Instructions for the task: Would you quote the material below in full and unchanged?

Material to process:
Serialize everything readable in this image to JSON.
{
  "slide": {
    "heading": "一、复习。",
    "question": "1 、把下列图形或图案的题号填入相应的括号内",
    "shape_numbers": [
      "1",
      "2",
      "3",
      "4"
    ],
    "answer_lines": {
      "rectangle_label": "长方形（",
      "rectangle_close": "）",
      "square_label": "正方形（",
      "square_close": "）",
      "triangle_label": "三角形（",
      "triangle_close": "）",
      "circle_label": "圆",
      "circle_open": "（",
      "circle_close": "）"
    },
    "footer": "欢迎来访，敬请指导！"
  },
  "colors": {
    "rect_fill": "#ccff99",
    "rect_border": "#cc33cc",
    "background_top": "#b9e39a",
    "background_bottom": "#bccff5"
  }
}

Response for this exercise:
Serialize everything readable in this image to JSON.
{
  "slide": {
    "heading": "一、复习。",
    "question": "1 、把下列图形或图案的题号填入相应的括号内",
    "shape_numbers": [
      "1",
      "2",
      "3",
      "4"
    ],
    "answer_lines": {
      "rectangle_label": "长方形（",
      "rectangle_close": "）",
      "square_label": "正方形（",
      "square_close": "）",
      "triangle_label": "三角形（",
      "triangle_close": "）",
      "circle_label": "圆",
      "circle_open": "（",
      "circle_close": "）"
    },
    "footer": "欢迎来访，敬请指导！"
  },
  "colors": {
    "rect_fill": "#ccff99",
    "rect_border": "#cc33cc",
    "background_top": "#b9e39a",
    "background_bottom": "#bccff5"
  }
}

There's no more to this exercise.